**PROBLEM:** Present the following data again exactly as it is shown.

**DATA LISTING:**
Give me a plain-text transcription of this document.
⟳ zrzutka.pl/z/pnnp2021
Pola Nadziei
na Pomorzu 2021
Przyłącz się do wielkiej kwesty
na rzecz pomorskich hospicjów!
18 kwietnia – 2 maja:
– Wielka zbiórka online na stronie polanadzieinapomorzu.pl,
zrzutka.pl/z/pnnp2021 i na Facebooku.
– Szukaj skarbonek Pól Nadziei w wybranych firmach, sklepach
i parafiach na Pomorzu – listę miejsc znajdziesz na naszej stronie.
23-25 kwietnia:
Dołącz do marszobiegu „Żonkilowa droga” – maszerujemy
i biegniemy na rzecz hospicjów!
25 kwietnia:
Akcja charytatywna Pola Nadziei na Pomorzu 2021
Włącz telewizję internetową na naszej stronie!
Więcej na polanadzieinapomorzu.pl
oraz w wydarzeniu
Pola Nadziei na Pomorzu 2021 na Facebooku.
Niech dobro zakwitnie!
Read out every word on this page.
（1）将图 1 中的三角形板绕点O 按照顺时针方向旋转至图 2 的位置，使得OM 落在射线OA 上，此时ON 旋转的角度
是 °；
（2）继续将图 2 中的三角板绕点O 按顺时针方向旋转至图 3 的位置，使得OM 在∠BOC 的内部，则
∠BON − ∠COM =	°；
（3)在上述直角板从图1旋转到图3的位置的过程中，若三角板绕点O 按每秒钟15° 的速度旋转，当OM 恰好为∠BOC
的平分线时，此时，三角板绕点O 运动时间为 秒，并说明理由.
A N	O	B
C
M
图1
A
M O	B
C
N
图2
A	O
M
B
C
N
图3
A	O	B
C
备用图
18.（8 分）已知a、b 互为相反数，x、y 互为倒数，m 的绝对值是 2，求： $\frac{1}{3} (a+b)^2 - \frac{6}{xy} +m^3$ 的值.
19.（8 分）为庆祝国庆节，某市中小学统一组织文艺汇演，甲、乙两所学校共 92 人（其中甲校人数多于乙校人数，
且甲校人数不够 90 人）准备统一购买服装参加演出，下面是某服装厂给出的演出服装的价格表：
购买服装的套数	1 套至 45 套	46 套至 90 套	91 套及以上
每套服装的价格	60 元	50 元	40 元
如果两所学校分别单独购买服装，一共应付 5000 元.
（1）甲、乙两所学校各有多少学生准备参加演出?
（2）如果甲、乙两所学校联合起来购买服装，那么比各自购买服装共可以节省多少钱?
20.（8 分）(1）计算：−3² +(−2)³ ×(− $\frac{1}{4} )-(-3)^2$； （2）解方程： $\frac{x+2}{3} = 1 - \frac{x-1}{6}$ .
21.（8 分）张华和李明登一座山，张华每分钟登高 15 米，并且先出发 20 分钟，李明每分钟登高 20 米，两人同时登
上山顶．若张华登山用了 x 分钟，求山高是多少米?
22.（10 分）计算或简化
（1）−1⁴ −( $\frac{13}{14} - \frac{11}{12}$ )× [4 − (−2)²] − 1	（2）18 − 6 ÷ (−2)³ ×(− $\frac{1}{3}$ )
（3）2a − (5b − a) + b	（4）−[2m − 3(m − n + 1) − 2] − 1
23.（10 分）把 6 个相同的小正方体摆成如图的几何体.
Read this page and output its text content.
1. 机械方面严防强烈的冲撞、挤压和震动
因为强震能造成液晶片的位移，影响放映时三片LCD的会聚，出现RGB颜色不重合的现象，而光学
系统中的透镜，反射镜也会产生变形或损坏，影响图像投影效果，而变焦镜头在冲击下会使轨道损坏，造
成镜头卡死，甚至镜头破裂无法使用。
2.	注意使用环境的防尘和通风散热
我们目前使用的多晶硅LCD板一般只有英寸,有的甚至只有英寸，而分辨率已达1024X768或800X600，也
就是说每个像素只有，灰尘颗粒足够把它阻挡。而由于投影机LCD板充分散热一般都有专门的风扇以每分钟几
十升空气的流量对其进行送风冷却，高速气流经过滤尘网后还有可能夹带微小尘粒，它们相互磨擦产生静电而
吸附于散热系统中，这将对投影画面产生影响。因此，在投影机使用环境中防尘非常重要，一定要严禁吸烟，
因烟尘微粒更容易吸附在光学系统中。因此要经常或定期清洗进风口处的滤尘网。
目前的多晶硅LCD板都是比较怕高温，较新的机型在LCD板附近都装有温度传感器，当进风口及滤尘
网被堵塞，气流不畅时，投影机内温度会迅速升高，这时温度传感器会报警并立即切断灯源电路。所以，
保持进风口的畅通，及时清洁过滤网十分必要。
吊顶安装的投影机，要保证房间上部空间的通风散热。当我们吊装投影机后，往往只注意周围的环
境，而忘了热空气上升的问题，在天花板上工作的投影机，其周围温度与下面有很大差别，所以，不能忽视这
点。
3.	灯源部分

**PROBLEM SOLUTION:**
Give me a plain-text transcription of this document.
⟳ zrzutka.pl/z/pnnp2021
Pola Nadziei
na Pomorzu 2021
Przyłącz się do wielkiej kwesty
na rzecz pomorskich hospicjów!
18 kwietnia – 2 maja:
– Wielka zbiórka online na stronie polanadzieinapomorzu.pl,
zrzutka.pl/z/pnnp2021 i na Facebooku.
– Szukaj skarbonek Pól Nadziei w wybranych firmach, sklepach
i parafiach na Pomorzu – listę miejsc znajdziesz na naszej stronie.
23-25 kwietnia:
Dołącz do marszobiegu „Żonkilowa droga” – maszerujemy
i biegniemy na rzecz hospicjów!
25 kwietnia:
Akcja charytatywna Pola Nadziei na Pomorzu 2021
Włącz telewizję internetową na naszej stronie!
Więcej na polanadzieinapomorzu.pl
oraz w wydarzeniu
Pola Nadziei na Pomorzu 2021 na Facebooku.
Niech dobro zakwitnie!
Read out every word on this page.
（1）将图 1 中的三角形板绕点O 按照顺时针方向旋转至图 2 的位置，使得OM 落在射线OA 上，此时ON 旋转的角度
是 °；
（2）继续将图 2 中的三角板绕点O 按顺时针方向旋转至图 3 的位置，使得OM 在∠BOC 的内部，则
∠BON − ∠COM =	°；
（3)在上述直角板从图1旋转到图3的位置的过程中，若三角板绕点O 按每秒钟15° 的速度旋转，当OM 恰好为∠BOC
的平分线时，此时，三角板绕点O 运动时间为 秒，并说明理由.
A N	O	B
C
M
图1
A
M O	B
C
N
图2
A	O
M
B
C
N
图3
A	O	B
C
备用图
18.（8 分）已知a、b 互为相反数，x、y 互为倒数，m 的绝对值是 2，求： $\frac{1}{3} (a+b)^2 - \frac{6}{xy} +m^3$ 的值.
19.（8 分）为庆祝国庆节，某市中小学统一组织文艺汇演，甲、乙两所学校共 92 人（其中甲校人数多于乙校人数，
且甲校人数不够 90 人）准备统一购买服装参加演出，下面是某服装厂给出的演出服装的价格表：
购买服装的套数	1 套至 45 套	46 套至 90 套	91 套及以上
每套服装的价格	60 元	50 元	40 元
如果两所学校分别单独购买服装，一共应付 5000 元.
（1）甲、乙两所学校各有多少学生准备参加演出?
（2）如果甲、乙两所学校联合起来购买服装，那么比各自购买服装共可以节省多少钱?
20.（8 分）(1）计算：−3² +(−2)³ ×(− $\frac{1}{4} )-(-3)^2$； （2）解方程： $\frac{x+2}{3} = 1 - \frac{x-1}{6}$ .
21.（8 分）张华和李明登一座山，张华每分钟登高 15 米，并且先出发 20 分钟，李明每分钟登高 20 米，两人同时登
上山顶．若张华登山用了 x 分钟，求山高是多少米?
22.（10 分）计算或简化
（1）−1⁴ −( $\frac{13}{14} - \frac{11}{12}$ )× [4 − (−2)²] − 1	（2）18 − 6 ÷ (−2)³ ×(− $\frac{1}{3}$ )
（3）2a − (5b − a) + b	（4）−[2m − 3(m − n + 1) − 2] − 1
23.（10 分）把 6 个相同的小正方体摆成如图的几何体.
Read this page and output its text content.
1. 机械方面严防强烈的冲撞、挤压和震动
因为强震能造成液晶片的位移，影响放映时三片LCD的会聚，出现RGB颜色不重合的现象，而光学
系统中的透镜，反射镜也会产生变形或损坏，影响图像投影效果，而变焦镜头在冲击下会使轨道损坏，造
成镜头卡死，甚至镜头破裂无法使用。
2.	注意使用环境的防尘和通风散热
我们目前使用的多晶硅LCD板一般只有英寸,有的甚至只有英寸，而分辨率已达1024X768或800X600，也
就是说每个像素只有，灰尘颗粒足够把它阻挡。而由于投影机LCD板充分散热一般都有专门的风扇以每分钟几
十升空气的流量对其进行送风冷却，高速气流经过滤尘网后还有可能夹带微小尘粒，它们相互磨擦产生静电而
吸附于散热系统中，这将对投影画面产生影响。因此，在投影机使用环境中防尘非常重要，一定要严禁吸烟，
因烟尘微粒更容易吸附在光学系统中。因此要经常或定期清洗进风口处的滤尘网。
目前的多晶硅LCD板都是比较怕高温，较新的机型在LCD板附近都装有温度传感器，当进风口及滤尘
网被堵塞，气流不畅时，投影机内温度会迅速升高，这时温度传感器会报警并立即切断灯源电路。所以，
保持进风口的畅通，及时清洁过滤网十分必要。
吊顶安装的投影机，要保证房间上部空间的通风散热。当我们吊装投影机后，往往只注意周围的环
境，而忘了热空气上升的问题，在天花板上工作的投影机，其周围温度与下面有很大差别，所以，不能忽视这
点。
3.	灯源部分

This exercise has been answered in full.